Short problem:
Give only the number of lines in the listing below where the string "中共黄石市委政策研究室" occurs.
---- Supplied data
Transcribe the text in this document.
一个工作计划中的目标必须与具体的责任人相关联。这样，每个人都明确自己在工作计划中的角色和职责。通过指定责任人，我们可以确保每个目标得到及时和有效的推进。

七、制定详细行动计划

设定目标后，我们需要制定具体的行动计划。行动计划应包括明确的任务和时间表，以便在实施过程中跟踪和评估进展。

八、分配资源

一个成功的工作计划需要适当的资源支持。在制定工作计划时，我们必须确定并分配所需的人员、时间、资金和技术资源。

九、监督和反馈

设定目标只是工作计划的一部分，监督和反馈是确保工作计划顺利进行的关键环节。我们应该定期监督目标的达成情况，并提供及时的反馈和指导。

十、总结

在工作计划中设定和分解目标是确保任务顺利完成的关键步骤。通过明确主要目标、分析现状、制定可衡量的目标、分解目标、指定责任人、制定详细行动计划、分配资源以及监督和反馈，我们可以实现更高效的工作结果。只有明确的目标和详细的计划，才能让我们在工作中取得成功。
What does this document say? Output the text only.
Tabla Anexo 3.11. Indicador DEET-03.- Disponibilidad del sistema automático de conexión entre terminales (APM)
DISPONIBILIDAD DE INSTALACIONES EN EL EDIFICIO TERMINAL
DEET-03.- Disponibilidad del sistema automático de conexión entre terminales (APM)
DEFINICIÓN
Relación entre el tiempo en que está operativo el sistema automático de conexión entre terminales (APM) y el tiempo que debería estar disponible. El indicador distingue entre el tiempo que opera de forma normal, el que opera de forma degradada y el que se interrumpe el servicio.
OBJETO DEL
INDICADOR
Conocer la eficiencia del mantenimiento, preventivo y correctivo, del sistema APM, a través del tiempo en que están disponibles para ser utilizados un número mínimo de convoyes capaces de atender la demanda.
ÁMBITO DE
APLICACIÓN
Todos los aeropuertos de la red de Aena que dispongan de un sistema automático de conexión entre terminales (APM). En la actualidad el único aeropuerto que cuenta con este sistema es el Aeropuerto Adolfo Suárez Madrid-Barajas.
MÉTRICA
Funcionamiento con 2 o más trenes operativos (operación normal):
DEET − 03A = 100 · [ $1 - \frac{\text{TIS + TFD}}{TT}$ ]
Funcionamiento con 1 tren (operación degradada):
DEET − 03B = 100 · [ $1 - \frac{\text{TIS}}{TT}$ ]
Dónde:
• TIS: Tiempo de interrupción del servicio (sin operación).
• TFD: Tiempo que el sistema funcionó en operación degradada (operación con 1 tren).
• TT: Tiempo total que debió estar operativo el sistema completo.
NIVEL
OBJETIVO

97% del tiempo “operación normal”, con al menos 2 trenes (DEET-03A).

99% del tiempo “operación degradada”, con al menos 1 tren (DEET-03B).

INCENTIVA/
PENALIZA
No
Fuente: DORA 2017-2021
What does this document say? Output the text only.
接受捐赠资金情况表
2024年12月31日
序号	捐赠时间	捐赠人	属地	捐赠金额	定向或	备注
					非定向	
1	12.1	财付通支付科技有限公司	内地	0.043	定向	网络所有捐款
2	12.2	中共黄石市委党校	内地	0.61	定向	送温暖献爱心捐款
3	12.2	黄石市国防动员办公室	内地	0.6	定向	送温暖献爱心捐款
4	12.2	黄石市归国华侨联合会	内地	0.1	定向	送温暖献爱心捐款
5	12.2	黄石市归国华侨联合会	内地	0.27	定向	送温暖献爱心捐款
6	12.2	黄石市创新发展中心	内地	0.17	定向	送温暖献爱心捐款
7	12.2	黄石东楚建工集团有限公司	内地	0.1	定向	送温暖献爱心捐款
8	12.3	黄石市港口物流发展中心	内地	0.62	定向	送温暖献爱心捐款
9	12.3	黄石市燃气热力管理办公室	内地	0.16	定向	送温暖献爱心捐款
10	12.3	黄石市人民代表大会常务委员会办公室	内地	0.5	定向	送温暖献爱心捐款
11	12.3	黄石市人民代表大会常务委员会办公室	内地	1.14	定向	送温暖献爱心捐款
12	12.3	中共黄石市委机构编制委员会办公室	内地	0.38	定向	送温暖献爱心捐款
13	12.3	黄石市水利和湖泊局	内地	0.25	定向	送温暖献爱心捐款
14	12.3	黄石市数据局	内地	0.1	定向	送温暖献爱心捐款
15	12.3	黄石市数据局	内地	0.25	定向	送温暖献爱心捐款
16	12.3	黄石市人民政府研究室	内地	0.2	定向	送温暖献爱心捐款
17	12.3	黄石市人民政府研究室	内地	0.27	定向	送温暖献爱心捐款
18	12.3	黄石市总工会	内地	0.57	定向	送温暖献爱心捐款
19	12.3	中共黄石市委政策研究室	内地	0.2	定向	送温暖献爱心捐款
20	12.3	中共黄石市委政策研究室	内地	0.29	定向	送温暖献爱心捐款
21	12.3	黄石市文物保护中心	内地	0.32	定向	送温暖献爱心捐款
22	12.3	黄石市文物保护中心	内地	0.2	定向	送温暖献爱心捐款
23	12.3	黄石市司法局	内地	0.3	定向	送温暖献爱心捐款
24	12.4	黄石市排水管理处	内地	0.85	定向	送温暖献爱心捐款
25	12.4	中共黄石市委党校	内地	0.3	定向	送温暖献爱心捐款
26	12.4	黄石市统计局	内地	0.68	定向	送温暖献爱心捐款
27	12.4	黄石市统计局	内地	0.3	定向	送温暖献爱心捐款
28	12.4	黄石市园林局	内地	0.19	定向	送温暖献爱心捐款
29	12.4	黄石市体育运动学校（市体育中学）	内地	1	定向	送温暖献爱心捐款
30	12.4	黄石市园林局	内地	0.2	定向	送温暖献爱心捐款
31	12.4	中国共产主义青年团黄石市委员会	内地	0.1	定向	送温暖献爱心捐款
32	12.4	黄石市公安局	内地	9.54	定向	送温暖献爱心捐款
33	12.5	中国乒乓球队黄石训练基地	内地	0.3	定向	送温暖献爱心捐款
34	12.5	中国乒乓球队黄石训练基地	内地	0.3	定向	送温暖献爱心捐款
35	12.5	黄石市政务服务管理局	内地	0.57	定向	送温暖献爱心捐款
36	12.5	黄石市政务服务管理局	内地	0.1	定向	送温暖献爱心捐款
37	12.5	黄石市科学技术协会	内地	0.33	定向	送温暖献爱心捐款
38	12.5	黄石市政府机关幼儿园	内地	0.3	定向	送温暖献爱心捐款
--------
Solution for this exercise:
2